**Work required**. Lines containing the string "with" are to be collected in full.
--- Provided data ---
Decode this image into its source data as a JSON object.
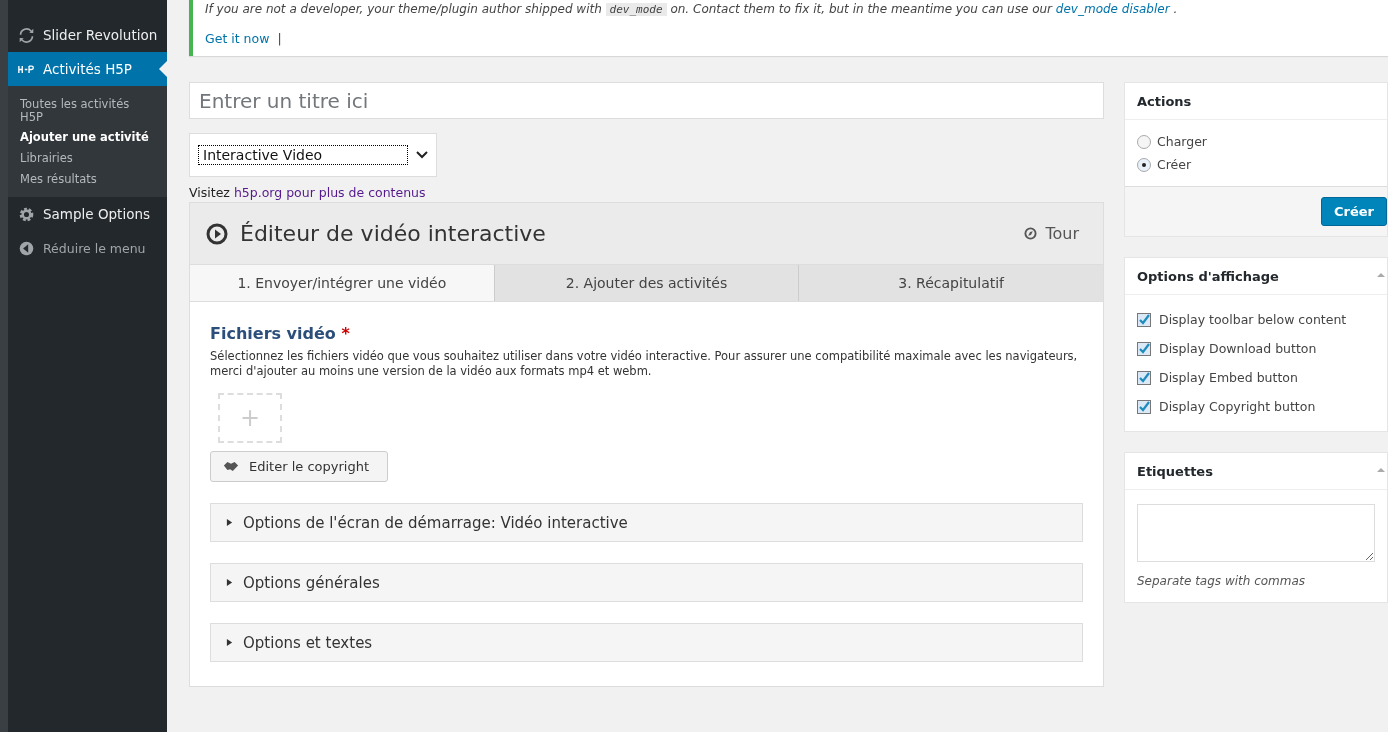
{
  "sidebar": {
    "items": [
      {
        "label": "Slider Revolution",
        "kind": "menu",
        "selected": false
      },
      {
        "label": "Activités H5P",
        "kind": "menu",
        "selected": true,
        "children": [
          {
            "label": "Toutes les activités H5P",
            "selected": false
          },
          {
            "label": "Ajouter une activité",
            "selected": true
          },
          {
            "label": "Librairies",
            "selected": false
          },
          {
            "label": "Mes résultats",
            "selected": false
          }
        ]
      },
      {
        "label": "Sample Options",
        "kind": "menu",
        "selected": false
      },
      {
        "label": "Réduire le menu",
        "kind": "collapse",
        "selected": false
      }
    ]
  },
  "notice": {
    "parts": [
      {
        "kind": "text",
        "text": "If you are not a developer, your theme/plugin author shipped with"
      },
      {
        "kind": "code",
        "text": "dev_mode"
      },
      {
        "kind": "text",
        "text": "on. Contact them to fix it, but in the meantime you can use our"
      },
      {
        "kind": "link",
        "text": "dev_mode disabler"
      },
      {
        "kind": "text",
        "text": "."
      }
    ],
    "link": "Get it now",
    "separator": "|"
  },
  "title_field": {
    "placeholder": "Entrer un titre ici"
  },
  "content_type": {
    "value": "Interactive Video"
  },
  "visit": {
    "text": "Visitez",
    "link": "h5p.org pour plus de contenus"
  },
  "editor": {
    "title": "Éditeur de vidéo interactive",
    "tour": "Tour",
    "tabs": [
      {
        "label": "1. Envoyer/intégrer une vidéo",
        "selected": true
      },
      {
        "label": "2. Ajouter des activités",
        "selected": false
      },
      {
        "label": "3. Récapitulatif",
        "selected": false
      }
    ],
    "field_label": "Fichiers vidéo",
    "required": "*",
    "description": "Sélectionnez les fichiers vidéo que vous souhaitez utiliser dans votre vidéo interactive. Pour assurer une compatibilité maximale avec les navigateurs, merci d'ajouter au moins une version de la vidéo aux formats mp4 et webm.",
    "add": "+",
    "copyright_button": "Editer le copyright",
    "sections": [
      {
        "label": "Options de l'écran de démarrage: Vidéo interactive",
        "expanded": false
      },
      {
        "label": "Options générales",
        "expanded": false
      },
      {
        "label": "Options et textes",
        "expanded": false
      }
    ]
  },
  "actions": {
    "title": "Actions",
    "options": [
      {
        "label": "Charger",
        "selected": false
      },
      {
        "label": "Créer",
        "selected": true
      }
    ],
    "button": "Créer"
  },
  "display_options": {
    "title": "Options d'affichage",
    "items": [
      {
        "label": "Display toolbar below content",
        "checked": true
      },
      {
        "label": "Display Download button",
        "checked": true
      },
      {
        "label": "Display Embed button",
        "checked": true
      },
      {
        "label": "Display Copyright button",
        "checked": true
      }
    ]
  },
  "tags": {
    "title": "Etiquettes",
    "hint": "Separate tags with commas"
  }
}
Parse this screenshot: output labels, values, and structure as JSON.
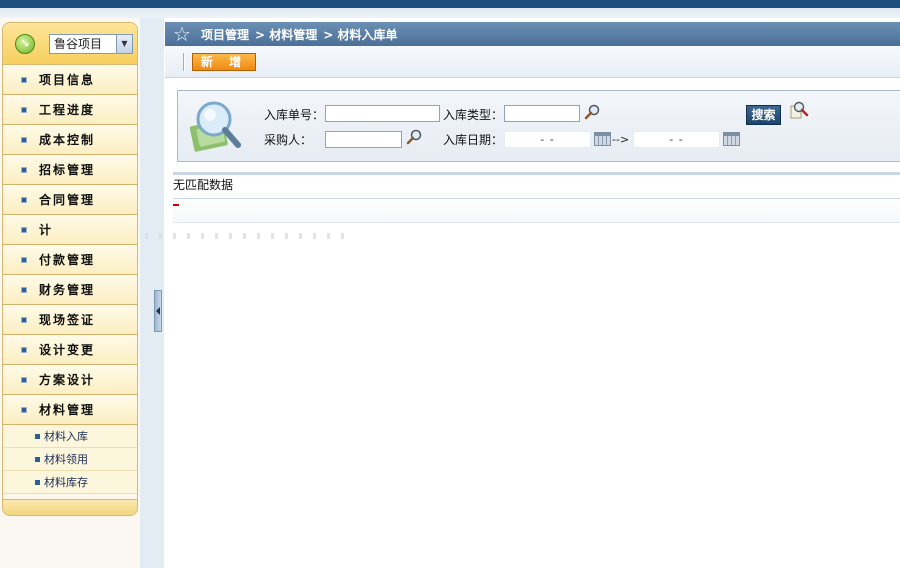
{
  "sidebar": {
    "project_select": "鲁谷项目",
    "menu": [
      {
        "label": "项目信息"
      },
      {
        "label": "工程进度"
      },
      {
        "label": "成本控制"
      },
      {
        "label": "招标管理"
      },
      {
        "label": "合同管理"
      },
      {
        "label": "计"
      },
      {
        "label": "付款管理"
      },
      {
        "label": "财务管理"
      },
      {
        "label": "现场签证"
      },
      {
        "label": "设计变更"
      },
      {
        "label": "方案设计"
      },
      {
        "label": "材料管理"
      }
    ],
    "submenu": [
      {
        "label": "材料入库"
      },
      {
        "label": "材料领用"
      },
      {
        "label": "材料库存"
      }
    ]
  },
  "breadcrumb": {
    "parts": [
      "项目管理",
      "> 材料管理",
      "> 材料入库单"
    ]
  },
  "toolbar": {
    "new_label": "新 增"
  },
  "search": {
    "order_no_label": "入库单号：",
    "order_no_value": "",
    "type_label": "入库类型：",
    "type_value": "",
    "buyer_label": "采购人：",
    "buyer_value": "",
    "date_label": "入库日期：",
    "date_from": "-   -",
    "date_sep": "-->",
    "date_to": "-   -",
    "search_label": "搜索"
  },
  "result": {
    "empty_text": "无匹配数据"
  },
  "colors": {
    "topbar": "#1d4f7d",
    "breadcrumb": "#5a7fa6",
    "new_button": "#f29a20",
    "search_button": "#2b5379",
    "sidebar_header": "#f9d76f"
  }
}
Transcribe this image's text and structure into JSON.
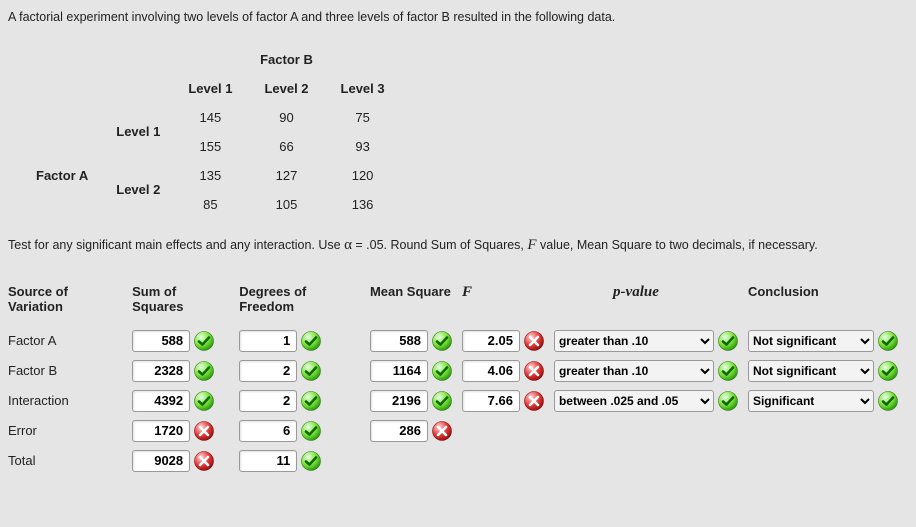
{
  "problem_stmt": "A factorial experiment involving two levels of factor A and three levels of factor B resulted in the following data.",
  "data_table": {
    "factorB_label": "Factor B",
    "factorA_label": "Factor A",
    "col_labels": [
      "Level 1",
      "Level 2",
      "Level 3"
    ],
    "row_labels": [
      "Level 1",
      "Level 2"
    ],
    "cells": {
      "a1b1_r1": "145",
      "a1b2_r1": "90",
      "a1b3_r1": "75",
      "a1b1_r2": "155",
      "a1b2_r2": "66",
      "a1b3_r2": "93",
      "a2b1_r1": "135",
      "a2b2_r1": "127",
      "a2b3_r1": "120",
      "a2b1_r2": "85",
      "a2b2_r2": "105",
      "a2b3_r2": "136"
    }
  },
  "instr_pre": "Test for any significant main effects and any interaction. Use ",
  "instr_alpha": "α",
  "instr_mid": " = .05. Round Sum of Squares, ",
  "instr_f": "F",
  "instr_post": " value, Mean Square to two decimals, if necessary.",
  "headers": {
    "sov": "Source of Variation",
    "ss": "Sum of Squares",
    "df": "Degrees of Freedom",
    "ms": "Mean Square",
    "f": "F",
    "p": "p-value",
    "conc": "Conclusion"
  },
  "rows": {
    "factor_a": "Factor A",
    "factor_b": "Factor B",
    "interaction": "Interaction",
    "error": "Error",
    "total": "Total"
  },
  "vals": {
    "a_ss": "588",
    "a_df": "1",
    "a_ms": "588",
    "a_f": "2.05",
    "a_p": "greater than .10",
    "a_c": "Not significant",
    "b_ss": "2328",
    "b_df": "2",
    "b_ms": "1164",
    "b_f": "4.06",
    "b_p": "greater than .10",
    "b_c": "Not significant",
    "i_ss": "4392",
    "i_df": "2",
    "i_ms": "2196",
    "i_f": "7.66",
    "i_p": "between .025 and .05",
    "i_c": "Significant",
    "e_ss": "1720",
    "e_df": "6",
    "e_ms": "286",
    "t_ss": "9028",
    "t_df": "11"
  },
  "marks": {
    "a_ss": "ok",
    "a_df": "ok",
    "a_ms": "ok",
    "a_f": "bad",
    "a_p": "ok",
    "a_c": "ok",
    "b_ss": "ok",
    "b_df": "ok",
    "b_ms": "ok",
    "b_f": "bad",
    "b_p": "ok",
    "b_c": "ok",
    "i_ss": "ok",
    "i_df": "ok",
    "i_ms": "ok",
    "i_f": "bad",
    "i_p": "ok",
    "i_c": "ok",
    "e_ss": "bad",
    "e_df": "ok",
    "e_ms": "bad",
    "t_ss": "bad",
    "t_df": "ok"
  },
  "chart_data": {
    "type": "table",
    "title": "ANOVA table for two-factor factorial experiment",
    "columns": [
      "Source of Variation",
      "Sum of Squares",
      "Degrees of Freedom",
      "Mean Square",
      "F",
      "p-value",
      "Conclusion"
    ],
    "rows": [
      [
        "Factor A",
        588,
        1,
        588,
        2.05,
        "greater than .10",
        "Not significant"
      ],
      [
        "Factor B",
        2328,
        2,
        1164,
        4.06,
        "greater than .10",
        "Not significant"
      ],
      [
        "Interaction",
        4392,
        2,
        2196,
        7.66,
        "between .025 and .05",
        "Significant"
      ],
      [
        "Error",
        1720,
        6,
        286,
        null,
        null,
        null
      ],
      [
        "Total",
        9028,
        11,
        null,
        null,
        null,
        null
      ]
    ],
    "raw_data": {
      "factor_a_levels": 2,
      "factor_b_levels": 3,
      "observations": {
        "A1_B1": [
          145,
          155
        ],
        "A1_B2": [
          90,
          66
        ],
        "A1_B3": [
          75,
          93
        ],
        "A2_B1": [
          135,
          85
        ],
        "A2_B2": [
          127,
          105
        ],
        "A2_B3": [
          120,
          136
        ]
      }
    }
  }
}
---
**Problem solution**.
        "text": "If you are not a developer, your theme/plugin author shipped with"
    "hint": "Separate tags with commas"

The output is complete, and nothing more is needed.